— Start of PAGE TEXT —

Other key activists in the delegation included, HIV/Aids campaigner Maj. (rtd) Rubaramira Ruranga and Ms Noerine Kareeba, founder of The Aids Support Organisation.

Homosexuality is already a criminal offence in Uganda but the private member's Bill brought by MP David Bahati proposes the death penalty for gay rape and defilement, as well as stiff penalties for those who do not report gay acts.

Supporters of the Bill say it will uphold "family values" in the country but critics say it is discriminatory, erodes civil liberties, and will make it harder for gay people to access health care.

Before the activists had walked out of Parliament yesterday, Pastor Martin Ssempa, one of the leading supporters of the Bill, wrote to the Speaker asking him to reject their petition.

Donors threaten

The latest opposition to the Anti-Homosexuality Bill comes after the US government threatened to expel Uganda from the African Growth and Opportunities Act trade arrangement if the Bill became law.

In his response to the petition, the Speaker said: "We cannot withdraw the Bill at this stage; it's already a property of Parliament and MPs on the committee to handle this will give an opportunity to all the sides and a report will be presented for debate."

He added: "It's perfectly okay to express dissent. Otherwise to accept or to reject this Bill will be decided by Parliament. A lot of time is going to be given to the committee to study and scrutinise this Bill and all your views will be discussed in detail."

In their petition the activists say: "We are united in opposing this Bill because if passed into law it threatens the health, peace and well being of Ugandan citizens and goes against the Ugandan Constitution which promises freedom from discrimination on the grounds of sex, race, colour, ethnic origin, tribe, creed, birth or religion, social or economic standing, political opinion or disability."

Addressing his ruling NRM party members at State House Entebbe in January, President Museveni told advocates of the Bill slow down, saying the matter had become a sensitive foreign policy issue.

— End of PAGE TEXT —

- _WRITTEN TASKS_:
1 > In the report on Uganda's Anti-Homosexuality Bill, change the stretch from "Other key activists" through "Aids Support Organisation." by replacing "campaigner" with "advocate", and give that stretch again.
2 > Answer these questions from the report on Uganda's Anti-Homosexuality Bill.
(a) Which MP brought the private member's Bill?
(b) From which trade arrangement did the US government threaten to expel Uganda?
(c) Where did President Museveni address his ruling NRM party members?

— Start of DATA SECTION —

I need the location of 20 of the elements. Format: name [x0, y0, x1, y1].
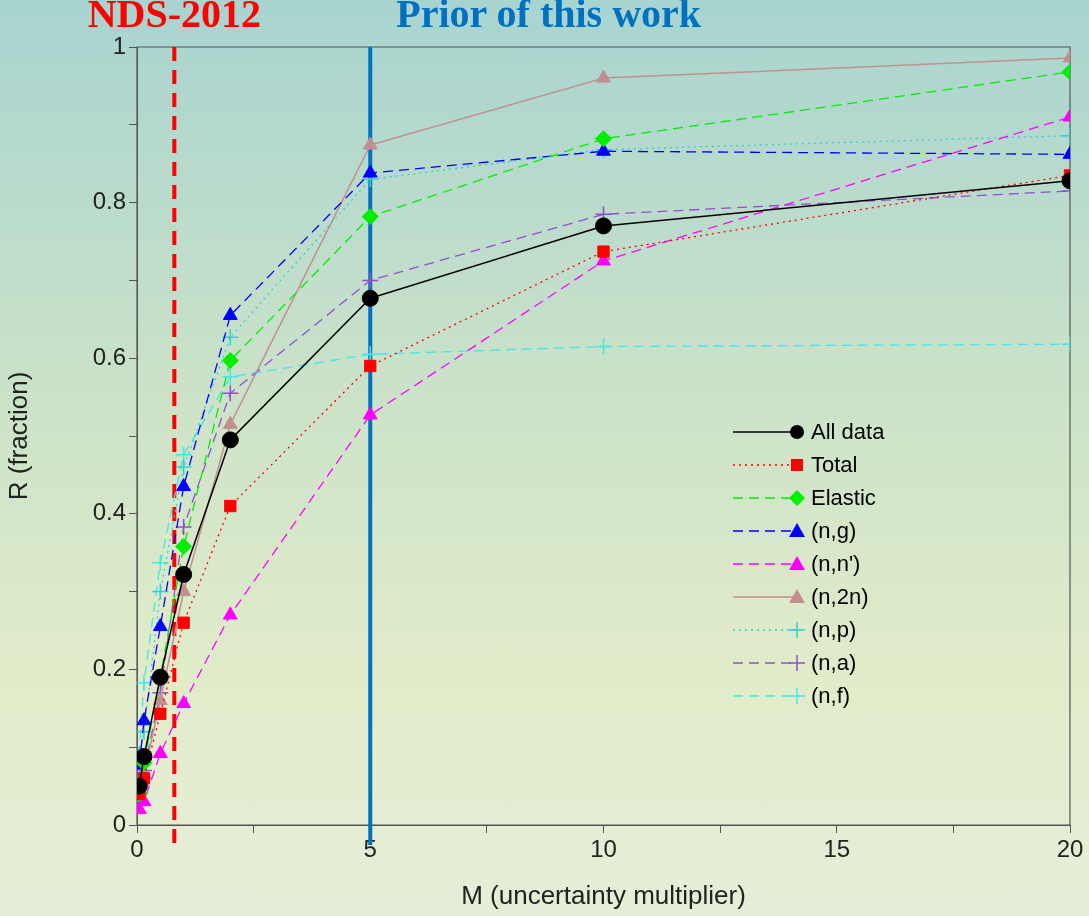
x-tick-label: 10	[590, 835, 617, 863]
y-tick-label: 0.2	[92, 654, 126, 682]
legend-label: (n,g)	[811, 517, 857, 544]
legend-label: (n,p)	[811, 616, 857, 643]
y-tick-label: 0.6	[92, 342, 126, 370]
y-tick-label: 0	[112, 809, 126, 837]
legend-label: (n,f)	[811, 682, 851, 709]
legend-label: Total	[811, 451, 858, 478]
legend-label: (n,a)	[811, 649, 857, 676]
x-tick-label: 20	[1056, 835, 1084, 863]
x-tick-label: 0	[130, 835, 144, 863]
legend-label: (n,n')	[811, 550, 861, 577]
legend-label: Elastic	[811, 484, 876, 511]
legend-label: All data	[811, 418, 885, 445]
x-tick-label: 15	[823, 835, 851, 863]
y-axis-title: R (fraction)	[2, 371, 33, 501]
legend-label: (n,2n)	[811, 583, 869, 610]
y-tick-label: 0.4	[92, 498, 126, 526]
x-axis-title: M (uncertainty multiplier)	[461, 879, 746, 910]
y-tick-label: 0.8	[92, 187, 126, 215]
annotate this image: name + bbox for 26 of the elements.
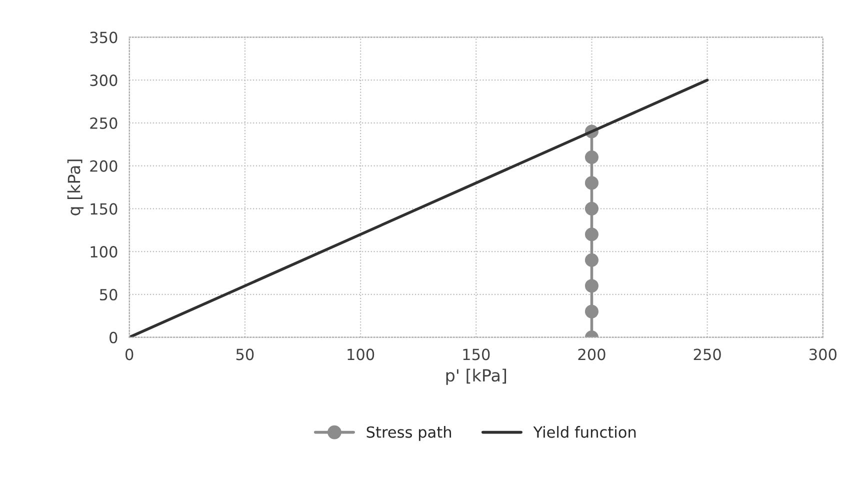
- x-tick-label: 100: [348, 348, 374, 360]
- point: [584, 253, 598, 267]
- x-tick-label: 250: [694, 348, 721, 360]
- legend-label: Yield function: [533, 426, 636, 438]
- point: [584, 228, 598, 242]
- y-tick-label: 300: [90, 74, 118, 86]
- point: [584, 202, 598, 216]
- point: [584, 279, 598, 293]
- y-tick-label: 0: [110, 332, 118, 344]
- y-tick-label: 150: [90, 203, 118, 215]
- x-tick-label: 50: [236, 348, 254, 360]
- point: [584, 150, 598, 164]
- y-axis-title: q [kPa]: [67, 160, 84, 216]
- x-axis-title: p' [kPa]: [446, 368, 506, 385]
- point: [584, 304, 598, 318]
- legend-label: Stress path: [366, 426, 452, 441]
- x-tick-label: 300: [810, 348, 836, 360]
- point: [584, 176, 598, 190]
- x-tick-label: 200: [578, 348, 606, 360]
- y-tick-label: 100: [90, 246, 118, 258]
- y-tick-label: 50: [100, 288, 118, 300]
- y-tick-label: 350: [90, 32, 118, 44]
- x-tick-label: 150: [463, 348, 490, 360]
- y-tick-label: 250: [90, 117, 118, 129]
- x-tick-label: 0: [126, 348, 134, 360]
- y-tick-label: 200: [90, 160, 118, 172]
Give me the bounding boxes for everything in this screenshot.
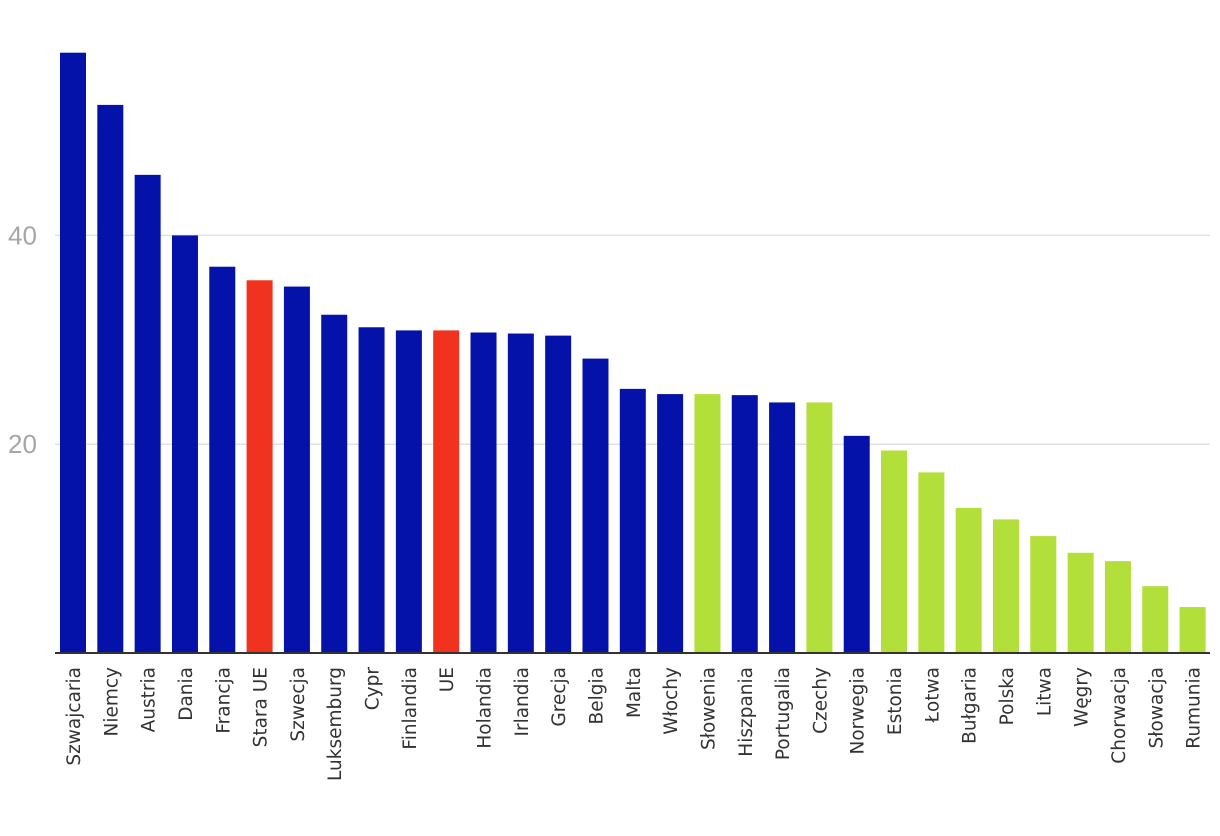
x-tick-label: Łotwa: [922, 667, 943, 723]
bar-cypr: [358, 327, 385, 653]
bar-słowacja: [1142, 586, 1169, 653]
bar-szwecja: [283, 286, 310, 653]
x-tick-label: Belgia: [586, 667, 607, 724]
bar-węgry: [1067, 552, 1094, 653]
bar-rumunia: [1179, 607, 1206, 653]
x-tick-label: Hiszpania: [736, 667, 757, 757]
bar-szwajcaria: [60, 52, 86, 653]
bar-grecja: [545, 335, 572, 653]
bar-czechy: [806, 402, 833, 653]
x-tick-label: Portugalia: [773, 667, 794, 760]
x-tick-label: Słowacja: [1146, 667, 1167, 748]
x-tick-label: Cypr: [363, 667, 384, 711]
x-tick-label: Finlandia: [400, 667, 421, 750]
bar-litwa: [1030, 536, 1057, 653]
x-tick-label: Bułgaria: [960, 667, 981, 744]
x-tick-label: Szwecja: [288, 667, 309, 742]
bar-francja: [209, 266, 236, 653]
bar-holandia: [470, 332, 497, 653]
x-tick-label: Stara UE: [251, 667, 272, 747]
bar-stara-ue: [246, 280, 273, 653]
bar-dania: [171, 235, 198, 653]
x-tick-label: Szwajcaria: [64, 667, 85, 766]
bar-niemcy: [97, 104, 124, 653]
bar-finlandia: [395, 330, 422, 653]
y-tick-label: 20: [8, 429, 37, 459]
bar-estonia: [881, 450, 908, 653]
x-tick-label: Irlandia: [512, 667, 533, 736]
x-tick-label: Dania: [176, 667, 197, 721]
bar-włochy: [657, 394, 684, 653]
x-axis-labels: Szwajcaria Niemcy Austria Dania Francja Stara…: [64, 667, 1205, 781]
x-tick-label: Holandia: [475, 667, 496, 749]
bar-łotwa: [918, 472, 945, 653]
x-tick-label: Norwegia: [848, 667, 869, 755]
bar-luksemburg: [321, 314, 348, 653]
x-tick-label: Estonia: [885, 667, 906, 735]
x-tick-label: UE: [437, 667, 458, 692]
bar-norwegia: [843, 435, 870, 653]
bar-ue: [433, 330, 460, 653]
x-tick-label: Czechy: [810, 667, 831, 734]
bars: [60, 52, 1206, 653]
x-tick-label: Malta: [624, 667, 645, 718]
bar-bułgaria: [955, 507, 982, 653]
x-tick-label: Węgry: [1072, 667, 1093, 727]
x-tick-label: Chorwacja: [1109, 667, 1130, 764]
bar-austria: [134, 174, 161, 653]
x-tick-label: Włochy: [661, 667, 682, 735]
bar-portugalia: [769, 402, 796, 653]
bar-malta: [619, 388, 646, 653]
bar-chorwacja: [1104, 561, 1131, 653]
y-tick-label: 40: [8, 220, 37, 250]
bar-irlandia: [507, 333, 534, 653]
x-tick-label: Austria: [139, 667, 160, 732]
x-tick-label: Rumunia: [1184, 667, 1205, 749]
x-tick-label: Litwa: [1034, 667, 1055, 716]
x-tick-label: Francja: [213, 667, 234, 734]
bar-polska: [993, 519, 1019, 653]
bar-słowenia: [694, 394, 721, 653]
x-tick-label: Słowenia: [698, 667, 719, 750]
bar-belgia: [582, 358, 609, 653]
bar-hiszpania: [731, 395, 758, 653]
x-tick-label: Polska: [997, 667, 1018, 725]
x-tick-label: Luksemburg: [325, 667, 346, 781]
x-tick-label: Niemcy: [101, 667, 122, 737]
x-tick-label: Grecja: [549, 667, 570, 727]
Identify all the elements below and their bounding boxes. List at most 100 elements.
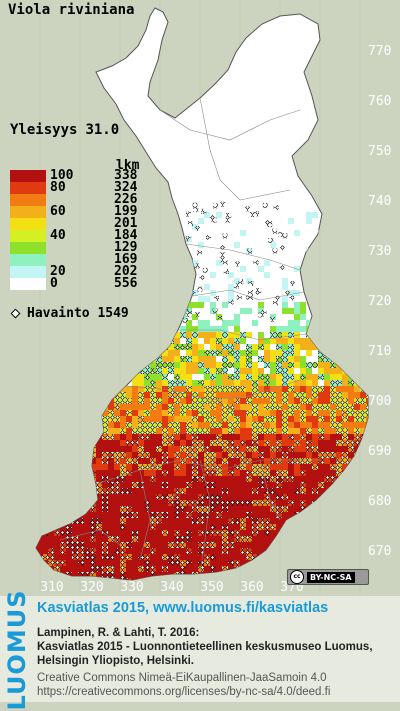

— End of DATA SECTION —

- _SOLUTIONS BY TASK_:
1 >
Other key activists in the delegation included, HIV/Aids advocate Maj. (rtd) Rubaramira Ruranga and Ms Noerine Kareeba, founder of The Aids Support Organisation.

2 >
(a) MP David Bahati.
(b) The African Growth and Opportunities Act trade arrangement.
(c) At State House Entebbe.